*DIRECTIONS FOR THIS TASK*. Report how many lines contain the word "ylabel"; answer with the number only.

-- RECORDS PROVIDED start --

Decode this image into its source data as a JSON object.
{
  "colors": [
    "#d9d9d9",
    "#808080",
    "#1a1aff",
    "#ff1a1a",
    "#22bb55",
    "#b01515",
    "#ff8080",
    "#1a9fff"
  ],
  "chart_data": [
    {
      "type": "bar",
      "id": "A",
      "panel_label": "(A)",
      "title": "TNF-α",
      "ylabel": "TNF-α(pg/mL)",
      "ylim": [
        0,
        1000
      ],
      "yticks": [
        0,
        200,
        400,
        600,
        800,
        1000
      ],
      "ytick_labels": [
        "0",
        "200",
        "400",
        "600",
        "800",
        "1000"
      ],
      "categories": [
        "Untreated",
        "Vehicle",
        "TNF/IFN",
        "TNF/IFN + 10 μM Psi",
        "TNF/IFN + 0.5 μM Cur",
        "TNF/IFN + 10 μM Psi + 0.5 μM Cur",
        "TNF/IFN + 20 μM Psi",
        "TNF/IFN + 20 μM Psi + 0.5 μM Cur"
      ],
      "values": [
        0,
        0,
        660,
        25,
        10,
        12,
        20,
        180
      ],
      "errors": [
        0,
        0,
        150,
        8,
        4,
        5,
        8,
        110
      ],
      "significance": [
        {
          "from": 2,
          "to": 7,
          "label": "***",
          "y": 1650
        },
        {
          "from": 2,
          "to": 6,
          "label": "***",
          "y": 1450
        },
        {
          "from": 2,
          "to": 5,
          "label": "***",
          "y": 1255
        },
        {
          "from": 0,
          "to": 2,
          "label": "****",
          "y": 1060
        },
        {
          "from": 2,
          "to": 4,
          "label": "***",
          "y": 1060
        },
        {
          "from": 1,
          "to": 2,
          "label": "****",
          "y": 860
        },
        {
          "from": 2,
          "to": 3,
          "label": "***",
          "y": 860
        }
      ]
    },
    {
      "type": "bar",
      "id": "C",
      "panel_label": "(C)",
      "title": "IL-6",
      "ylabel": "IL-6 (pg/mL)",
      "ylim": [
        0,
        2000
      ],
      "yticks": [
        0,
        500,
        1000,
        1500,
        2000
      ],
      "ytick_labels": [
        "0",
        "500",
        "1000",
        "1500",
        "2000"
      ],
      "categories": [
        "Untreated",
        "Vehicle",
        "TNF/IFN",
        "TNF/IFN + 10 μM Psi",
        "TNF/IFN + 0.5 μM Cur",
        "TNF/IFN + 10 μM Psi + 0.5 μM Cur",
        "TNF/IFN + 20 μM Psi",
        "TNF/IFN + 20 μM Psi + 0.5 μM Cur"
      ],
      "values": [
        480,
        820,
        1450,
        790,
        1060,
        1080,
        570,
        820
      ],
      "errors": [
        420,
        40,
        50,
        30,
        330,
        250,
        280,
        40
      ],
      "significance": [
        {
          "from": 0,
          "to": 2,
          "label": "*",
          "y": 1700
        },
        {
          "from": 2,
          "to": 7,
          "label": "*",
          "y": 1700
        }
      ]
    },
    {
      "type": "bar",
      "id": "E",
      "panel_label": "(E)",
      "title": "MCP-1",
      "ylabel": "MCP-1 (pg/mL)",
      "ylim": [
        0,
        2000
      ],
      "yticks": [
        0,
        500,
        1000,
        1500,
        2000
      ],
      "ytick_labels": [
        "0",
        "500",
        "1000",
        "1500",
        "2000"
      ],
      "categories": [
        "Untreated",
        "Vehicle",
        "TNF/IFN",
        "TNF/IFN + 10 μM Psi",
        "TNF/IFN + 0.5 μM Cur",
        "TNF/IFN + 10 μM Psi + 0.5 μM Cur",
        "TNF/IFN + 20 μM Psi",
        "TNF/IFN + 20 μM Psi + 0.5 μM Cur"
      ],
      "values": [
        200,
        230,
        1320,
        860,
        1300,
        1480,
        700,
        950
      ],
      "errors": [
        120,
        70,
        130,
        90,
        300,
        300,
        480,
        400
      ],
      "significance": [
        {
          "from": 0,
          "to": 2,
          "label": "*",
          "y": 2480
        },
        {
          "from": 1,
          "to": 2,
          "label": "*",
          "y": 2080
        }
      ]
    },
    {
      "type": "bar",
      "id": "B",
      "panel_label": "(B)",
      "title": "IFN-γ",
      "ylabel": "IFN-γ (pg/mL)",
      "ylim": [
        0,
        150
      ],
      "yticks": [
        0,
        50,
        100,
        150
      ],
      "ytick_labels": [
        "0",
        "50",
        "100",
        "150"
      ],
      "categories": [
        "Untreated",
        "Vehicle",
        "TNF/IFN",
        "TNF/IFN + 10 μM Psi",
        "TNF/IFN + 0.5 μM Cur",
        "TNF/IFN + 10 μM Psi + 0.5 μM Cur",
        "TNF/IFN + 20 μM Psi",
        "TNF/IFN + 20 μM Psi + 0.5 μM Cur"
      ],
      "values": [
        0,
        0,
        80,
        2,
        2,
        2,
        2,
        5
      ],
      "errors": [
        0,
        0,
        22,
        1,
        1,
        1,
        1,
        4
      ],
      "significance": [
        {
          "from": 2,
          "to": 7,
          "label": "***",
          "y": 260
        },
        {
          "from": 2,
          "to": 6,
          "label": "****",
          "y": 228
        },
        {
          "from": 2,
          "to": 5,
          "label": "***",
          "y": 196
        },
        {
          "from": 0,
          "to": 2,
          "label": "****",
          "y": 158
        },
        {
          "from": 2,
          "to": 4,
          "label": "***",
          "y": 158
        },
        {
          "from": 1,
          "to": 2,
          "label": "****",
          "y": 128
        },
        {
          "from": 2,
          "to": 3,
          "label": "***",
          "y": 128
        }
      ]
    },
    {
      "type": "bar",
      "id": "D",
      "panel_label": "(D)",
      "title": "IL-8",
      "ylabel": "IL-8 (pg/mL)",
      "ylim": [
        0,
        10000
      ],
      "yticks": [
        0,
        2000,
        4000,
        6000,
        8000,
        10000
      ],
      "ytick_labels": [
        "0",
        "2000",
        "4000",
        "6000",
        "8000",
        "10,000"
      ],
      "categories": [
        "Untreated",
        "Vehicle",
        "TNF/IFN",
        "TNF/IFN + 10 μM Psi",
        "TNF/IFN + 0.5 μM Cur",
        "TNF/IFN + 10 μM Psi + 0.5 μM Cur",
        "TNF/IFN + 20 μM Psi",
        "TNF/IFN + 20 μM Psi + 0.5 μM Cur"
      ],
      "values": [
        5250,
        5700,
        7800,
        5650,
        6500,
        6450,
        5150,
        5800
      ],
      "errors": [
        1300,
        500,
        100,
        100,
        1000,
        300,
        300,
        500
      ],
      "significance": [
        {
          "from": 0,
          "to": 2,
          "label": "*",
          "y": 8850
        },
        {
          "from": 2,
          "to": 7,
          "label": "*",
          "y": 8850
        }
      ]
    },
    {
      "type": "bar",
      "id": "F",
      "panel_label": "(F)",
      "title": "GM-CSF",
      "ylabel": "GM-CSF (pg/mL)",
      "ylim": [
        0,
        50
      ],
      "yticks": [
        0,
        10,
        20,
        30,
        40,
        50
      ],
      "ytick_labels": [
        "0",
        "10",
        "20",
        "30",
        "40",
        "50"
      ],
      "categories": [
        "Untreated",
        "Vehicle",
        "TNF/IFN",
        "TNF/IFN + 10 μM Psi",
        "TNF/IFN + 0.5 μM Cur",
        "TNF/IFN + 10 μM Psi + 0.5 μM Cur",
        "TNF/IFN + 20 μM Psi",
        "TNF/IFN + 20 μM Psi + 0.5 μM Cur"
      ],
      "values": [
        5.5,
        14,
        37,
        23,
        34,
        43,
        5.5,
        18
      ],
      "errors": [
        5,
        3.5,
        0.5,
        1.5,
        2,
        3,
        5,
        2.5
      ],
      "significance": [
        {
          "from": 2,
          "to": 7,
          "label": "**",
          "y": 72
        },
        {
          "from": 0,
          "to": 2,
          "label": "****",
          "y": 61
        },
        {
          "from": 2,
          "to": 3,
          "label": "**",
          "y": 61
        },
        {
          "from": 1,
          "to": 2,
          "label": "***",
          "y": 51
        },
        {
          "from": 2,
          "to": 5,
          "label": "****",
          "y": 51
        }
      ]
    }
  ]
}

-- RECORDS PROVIDED end --

*ANSWER FOR THE TASK*. 6